----- GIVEN RECORDS

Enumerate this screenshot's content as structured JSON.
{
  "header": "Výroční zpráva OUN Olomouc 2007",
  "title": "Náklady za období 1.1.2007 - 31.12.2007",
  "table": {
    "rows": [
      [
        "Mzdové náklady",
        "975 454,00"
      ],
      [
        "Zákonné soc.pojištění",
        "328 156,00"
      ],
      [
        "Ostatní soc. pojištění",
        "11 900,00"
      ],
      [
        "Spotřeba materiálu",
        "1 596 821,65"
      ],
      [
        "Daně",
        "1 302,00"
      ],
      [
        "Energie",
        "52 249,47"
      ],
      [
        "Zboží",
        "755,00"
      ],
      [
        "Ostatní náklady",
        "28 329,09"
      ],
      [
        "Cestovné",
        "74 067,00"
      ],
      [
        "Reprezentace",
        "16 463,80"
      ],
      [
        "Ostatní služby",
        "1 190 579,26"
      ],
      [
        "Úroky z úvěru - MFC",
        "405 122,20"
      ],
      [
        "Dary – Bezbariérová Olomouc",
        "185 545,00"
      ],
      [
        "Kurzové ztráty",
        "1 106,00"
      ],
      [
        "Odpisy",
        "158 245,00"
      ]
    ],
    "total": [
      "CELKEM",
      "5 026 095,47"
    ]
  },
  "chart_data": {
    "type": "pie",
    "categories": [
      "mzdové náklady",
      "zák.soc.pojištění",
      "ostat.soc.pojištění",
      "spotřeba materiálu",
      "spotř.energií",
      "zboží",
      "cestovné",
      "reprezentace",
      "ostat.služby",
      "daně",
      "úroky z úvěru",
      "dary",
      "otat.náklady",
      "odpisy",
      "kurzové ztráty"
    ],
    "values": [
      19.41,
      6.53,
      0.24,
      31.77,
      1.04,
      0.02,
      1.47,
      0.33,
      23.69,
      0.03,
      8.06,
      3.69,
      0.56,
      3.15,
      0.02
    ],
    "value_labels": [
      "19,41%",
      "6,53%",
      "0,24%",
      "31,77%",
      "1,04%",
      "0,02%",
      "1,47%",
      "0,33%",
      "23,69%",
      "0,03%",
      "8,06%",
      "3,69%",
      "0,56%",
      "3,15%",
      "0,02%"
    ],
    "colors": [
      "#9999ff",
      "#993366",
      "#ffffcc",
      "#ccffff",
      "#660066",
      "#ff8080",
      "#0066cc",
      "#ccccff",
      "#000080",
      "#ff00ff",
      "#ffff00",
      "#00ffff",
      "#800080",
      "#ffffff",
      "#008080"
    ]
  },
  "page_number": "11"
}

----------

[YOUR TASK] The records above need to be transcribed in full. Keep every character unchanged.

[SOLUTION FOR THIS PROBLEM]
Enumerate this screenshot's content as structured JSON.
{
  "header": "Výroční zpráva OUN Olomouc 2007",
  "title": "Náklady za období 1.1.2007 - 31.12.2007",
  "table": {
    "rows": [
      [
        "Mzdové náklady",
        "975 454,00"
      ],
      [
        "Zákonné soc.pojištění",
        "328 156,00"
      ],
      [
        "Ostatní soc. pojištění",
        "11 900,00"
      ],
      [
        "Spotřeba materiálu",
        "1 596 821,65"
      ],
      [
        "Daně",
        "1 302,00"
      ],
      [
        "Energie",
        "52 249,47"
      ],
      [
        "Zboží",
        "755,00"
      ],
      [
        "Ostatní náklady",
        "28 329,09"
      ],
      [
        "Cestovné",
        "74 067,00"
      ],
      [
        "Reprezentace",
        "16 463,80"
      ],
      [
        "Ostatní služby",
        "1 190 579,26"
      ],
      [
        "Úroky z úvěru - MFC",
        "405 122,20"
      ],
      [
        "Dary – Bezbariérová Olomouc",
        "185 545,00"
      ],
      [
        "Kurzové ztráty",
        "1 106,00"
      ],
      [
        "Odpisy",
        "158 245,00"
      ]
    ],
    "total": [
      "CELKEM",
      "5 026 095,47"
    ]
  },
  "chart_data": {
    "type": "pie",
    "categories": [
      "mzdové náklady",
      "zák.soc.pojištění",
      "ostat.soc.pojištění",
      "spotřeba materiálu",
      "spotř.energií",
      "zboží",
      "cestovné",
      "reprezentace",
      "ostat.služby",
      "daně",
      "úroky z úvěru",
      "dary",
      "otat.náklady",
      "odpisy",
      "kurzové ztráty"
    ],
    "values": [
      19.41,
      6.53,
      0.24,
      31.77,
      1.04,
      0.02,
      1.47,
      0.33,
      23.69,
      0.03,
      8.06,
      3.69,
      0.56,
      3.15,
      0.02
    ],
    "value_labels": [
      "19,41%",
      "6,53%",
      "0,24%",
      "31,77%",
      "1,04%",
      "0,02%",
      "1,47%",
      "0,33%",
      "23,69%",
      "0,03%",
      "8,06%",
      "3,69%",
      "0,56%",
      "3,15%",
      "0,02%"
    ],
    "colors": [
      "#9999ff",
      "#993366",
      "#ffffcc",
      "#ccffff",
      "#660066",
      "#ff8080",
      "#0066cc",
      "#ccccff",
      "#000080",
      "#ff00ff",
      "#ffff00",
      "#00ffff",
      "#800080",
      "#ffffff",
      "#008080"
    ]
  },
  "page_number": "11"
}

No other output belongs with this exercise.